* **Set problem**: How many of the rows below contain the string "chart"? Reply with the number alone.
————————
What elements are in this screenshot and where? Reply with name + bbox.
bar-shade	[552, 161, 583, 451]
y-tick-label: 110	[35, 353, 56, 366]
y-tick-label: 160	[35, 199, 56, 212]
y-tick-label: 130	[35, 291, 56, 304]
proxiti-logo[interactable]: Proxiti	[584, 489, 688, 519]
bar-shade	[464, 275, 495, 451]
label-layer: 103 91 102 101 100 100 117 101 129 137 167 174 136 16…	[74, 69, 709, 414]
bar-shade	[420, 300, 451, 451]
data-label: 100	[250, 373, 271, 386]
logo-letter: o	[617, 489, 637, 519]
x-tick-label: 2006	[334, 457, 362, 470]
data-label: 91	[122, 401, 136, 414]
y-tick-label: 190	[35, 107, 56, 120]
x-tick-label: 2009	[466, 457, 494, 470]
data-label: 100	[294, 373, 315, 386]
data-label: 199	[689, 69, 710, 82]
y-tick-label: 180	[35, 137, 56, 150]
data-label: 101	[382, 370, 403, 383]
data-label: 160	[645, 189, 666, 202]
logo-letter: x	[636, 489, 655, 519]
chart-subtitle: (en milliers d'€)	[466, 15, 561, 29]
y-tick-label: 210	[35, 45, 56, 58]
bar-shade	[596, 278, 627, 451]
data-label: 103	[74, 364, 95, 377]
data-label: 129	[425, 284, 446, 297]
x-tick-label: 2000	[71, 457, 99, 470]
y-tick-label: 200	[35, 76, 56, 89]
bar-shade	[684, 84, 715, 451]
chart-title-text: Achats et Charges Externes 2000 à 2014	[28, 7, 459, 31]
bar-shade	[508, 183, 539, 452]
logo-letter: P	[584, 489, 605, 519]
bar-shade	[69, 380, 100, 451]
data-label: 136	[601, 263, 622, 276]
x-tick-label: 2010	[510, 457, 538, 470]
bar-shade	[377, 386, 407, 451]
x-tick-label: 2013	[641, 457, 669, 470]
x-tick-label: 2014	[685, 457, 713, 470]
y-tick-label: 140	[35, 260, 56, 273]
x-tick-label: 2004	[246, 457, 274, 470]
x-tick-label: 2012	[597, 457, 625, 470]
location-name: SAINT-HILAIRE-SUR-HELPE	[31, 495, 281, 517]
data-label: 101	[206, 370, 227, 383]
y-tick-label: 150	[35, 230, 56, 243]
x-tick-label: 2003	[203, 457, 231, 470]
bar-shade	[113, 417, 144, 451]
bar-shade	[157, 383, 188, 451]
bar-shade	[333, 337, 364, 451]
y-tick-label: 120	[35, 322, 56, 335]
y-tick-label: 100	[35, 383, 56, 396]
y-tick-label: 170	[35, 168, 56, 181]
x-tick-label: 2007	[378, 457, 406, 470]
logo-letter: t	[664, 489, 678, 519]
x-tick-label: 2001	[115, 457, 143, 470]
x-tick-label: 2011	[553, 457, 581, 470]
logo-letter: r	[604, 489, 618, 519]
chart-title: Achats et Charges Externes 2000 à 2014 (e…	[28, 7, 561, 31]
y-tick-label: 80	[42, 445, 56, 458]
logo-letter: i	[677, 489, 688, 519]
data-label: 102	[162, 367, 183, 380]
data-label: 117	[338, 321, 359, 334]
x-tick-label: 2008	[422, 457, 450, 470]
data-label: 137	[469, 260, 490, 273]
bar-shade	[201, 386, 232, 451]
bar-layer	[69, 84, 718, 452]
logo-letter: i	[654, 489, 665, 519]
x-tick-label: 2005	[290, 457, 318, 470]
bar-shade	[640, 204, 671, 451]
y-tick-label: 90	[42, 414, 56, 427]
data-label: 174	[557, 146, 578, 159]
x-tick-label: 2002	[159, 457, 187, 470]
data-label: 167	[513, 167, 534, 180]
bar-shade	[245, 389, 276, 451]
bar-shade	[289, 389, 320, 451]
————————
* **Exercise result**: 3